Your task is to print all of the material verbatim.

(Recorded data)
☆ ☆ ☆

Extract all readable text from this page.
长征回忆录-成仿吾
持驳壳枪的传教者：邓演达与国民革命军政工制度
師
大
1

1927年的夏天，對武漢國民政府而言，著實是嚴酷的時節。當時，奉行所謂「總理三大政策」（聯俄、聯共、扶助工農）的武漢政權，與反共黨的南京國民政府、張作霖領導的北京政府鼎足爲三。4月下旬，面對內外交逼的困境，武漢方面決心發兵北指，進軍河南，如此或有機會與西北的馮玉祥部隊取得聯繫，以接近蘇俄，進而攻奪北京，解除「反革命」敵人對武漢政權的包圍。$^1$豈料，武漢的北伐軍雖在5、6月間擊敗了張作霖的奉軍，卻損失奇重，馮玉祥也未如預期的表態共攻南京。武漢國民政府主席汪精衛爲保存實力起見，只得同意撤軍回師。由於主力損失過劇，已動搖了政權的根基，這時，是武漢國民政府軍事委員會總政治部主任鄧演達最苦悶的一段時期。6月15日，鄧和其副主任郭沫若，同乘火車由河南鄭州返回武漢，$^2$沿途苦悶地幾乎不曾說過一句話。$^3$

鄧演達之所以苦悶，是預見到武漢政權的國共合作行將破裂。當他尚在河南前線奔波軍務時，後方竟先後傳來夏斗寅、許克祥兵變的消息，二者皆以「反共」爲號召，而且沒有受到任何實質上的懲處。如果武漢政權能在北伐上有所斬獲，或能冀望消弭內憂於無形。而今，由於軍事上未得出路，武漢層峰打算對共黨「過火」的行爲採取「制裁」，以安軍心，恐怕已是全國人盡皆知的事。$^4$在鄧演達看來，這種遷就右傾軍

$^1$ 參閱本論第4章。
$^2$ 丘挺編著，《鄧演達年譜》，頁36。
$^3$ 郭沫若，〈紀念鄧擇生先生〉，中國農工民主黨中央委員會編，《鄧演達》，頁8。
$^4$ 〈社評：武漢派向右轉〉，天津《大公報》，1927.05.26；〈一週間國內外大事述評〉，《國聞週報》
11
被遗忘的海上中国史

☆ ☆ ☆

**Finished answer**
Extract all readable text from this page.
长征回忆录-成仿吾
持驳壳枪的传教者：邓演达与国民革命军政工制度
師
大
1

1927年的夏天，對武漢國民政府而言，著實是嚴酷的時節。當時，奉行所謂「總理三大政策」（聯俄、聯共、扶助工農）的武漢政權，與反共黨的南京國民政府、張作霖領導的北京政府鼎足爲三。4月下旬，面對內外交逼的困境，武漢方面決心發兵北指，進軍河南，如此或有機會與西北的馮玉祥部隊取得聯繫，以接近蘇俄，進而攻奪北京，解除「反革命」敵人對武漢政權的包圍。$^1$豈料，武漢的北伐軍雖在5、6月間擊敗了張作霖的奉軍，卻損失奇重，馮玉祥也未如預期的表態共攻南京。武漢國民政府主席汪精衛爲保存實力起見，只得同意撤軍回師。由於主力損失過劇，已動搖了政權的根基，這時，是武漢國民政府軍事委員會總政治部主任鄧演達最苦悶的一段時期。6月15日，鄧和其副主任郭沫若，同乘火車由河南鄭州返回武漢，$^2$沿途苦悶地幾乎不曾說過一句話。$^3$

鄧演達之所以苦悶，是預見到武漢政權的國共合作行將破裂。當他尚在河南前線奔波軍務時，後方竟先後傳來夏斗寅、許克祥兵變的消息，二者皆以「反共」爲號召，而且沒有受到任何實質上的懲處。如果武漢政權能在北伐上有所斬獲，或能冀望消弭內憂於無形。而今，由於軍事上未得出路，武漢層峰打算對共黨「過火」的行爲採取「制裁」，以安軍心，恐怕已是全國人盡皆知的事。$^4$在鄧演達看來，這種遷就右傾軍

$^1$ 參閱本論第4章。
$^2$ 丘挺編著，《鄧演達年譜》，頁36。
$^3$ 郭沫若，〈紀念鄧擇生先生〉，中國農工民主黨中央委員會編，《鄧演達》，頁8。
$^4$ 〈社評：武漢派向右轉〉，天津《大公報》，1927.05.26；〈一週間國內外大事述評〉，《國聞週報》
11
被遗忘的海上中国史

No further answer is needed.